## What you should do:
Show every line in the entries below that contains the string "handle". Case counts.

## Supplied data:
** begin **
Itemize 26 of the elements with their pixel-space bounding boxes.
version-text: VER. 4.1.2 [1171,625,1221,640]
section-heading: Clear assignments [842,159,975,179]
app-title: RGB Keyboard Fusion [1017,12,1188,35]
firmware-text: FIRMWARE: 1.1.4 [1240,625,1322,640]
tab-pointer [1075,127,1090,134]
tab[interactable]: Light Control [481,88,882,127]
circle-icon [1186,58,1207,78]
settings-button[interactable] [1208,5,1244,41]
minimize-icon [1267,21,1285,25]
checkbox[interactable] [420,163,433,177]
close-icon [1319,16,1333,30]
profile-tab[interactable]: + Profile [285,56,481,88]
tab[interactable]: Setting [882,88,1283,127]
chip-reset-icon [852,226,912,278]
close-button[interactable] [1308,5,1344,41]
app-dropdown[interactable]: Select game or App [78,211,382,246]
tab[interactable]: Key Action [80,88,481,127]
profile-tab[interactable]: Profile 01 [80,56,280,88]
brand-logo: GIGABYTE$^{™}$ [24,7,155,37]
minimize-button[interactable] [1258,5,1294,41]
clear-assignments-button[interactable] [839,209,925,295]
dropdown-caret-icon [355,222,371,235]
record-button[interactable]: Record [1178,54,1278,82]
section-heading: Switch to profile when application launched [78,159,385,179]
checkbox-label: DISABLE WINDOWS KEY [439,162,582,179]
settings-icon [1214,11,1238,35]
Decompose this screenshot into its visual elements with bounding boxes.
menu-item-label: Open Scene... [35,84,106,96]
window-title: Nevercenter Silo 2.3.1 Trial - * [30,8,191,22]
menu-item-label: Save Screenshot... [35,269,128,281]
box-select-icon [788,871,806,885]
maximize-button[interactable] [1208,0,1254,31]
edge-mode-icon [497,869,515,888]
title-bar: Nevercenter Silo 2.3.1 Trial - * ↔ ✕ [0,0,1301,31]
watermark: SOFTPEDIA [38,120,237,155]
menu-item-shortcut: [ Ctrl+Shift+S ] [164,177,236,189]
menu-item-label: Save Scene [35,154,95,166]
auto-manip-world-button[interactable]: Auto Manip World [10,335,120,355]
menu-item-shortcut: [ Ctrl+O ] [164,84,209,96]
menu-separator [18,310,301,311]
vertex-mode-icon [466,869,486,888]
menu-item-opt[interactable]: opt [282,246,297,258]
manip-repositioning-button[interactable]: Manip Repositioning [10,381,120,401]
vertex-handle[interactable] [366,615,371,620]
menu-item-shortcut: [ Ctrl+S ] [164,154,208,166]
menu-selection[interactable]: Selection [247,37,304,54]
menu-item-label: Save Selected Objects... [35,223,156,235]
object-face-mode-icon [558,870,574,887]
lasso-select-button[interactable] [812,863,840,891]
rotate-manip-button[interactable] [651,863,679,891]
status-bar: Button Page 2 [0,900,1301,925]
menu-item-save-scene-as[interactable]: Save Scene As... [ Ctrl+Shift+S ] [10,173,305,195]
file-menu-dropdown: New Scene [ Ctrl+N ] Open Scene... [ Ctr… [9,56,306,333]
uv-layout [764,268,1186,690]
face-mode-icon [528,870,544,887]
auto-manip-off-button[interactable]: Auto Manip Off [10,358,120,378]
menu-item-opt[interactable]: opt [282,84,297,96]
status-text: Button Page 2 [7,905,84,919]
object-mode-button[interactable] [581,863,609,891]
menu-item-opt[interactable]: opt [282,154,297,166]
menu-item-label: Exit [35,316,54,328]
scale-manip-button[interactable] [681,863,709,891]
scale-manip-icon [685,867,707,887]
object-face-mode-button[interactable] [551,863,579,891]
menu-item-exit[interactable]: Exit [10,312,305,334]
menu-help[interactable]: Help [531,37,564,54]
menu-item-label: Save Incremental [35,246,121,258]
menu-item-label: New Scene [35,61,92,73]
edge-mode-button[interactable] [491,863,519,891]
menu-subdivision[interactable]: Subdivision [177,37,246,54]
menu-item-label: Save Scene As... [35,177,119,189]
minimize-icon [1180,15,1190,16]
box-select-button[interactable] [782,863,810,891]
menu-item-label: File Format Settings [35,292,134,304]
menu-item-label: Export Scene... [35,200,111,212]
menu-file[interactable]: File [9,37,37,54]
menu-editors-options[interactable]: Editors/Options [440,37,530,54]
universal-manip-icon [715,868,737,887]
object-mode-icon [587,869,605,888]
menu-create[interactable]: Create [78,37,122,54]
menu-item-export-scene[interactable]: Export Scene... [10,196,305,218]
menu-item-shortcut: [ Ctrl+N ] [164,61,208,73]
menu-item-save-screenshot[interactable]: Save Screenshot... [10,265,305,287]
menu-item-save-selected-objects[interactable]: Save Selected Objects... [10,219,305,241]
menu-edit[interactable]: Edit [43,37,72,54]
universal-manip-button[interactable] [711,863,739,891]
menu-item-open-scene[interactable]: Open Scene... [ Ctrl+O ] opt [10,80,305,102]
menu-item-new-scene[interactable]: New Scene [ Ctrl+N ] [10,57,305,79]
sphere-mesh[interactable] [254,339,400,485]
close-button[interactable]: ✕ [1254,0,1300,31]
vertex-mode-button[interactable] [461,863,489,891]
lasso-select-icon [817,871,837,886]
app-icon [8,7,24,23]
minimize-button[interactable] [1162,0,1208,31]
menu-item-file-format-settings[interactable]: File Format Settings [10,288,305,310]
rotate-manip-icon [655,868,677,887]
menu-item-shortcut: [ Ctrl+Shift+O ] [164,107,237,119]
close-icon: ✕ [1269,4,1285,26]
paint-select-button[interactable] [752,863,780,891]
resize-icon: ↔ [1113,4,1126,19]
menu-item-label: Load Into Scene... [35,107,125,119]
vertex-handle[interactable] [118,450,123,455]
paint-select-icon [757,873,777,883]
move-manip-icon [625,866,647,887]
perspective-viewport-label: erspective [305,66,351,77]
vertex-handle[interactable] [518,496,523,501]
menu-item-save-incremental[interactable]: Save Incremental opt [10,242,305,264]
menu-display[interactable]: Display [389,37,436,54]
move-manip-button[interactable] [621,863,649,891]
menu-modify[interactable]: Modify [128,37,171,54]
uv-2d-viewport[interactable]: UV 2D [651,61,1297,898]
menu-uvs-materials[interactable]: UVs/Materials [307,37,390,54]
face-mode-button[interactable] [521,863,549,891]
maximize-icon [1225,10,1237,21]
** end **
## Solution for this problem:
vertex-handle[interactable] [366,615,371,620]
vertex-handle[interactable] [118,450,123,455]
vertex-handle[interactable] [518,496,523,501]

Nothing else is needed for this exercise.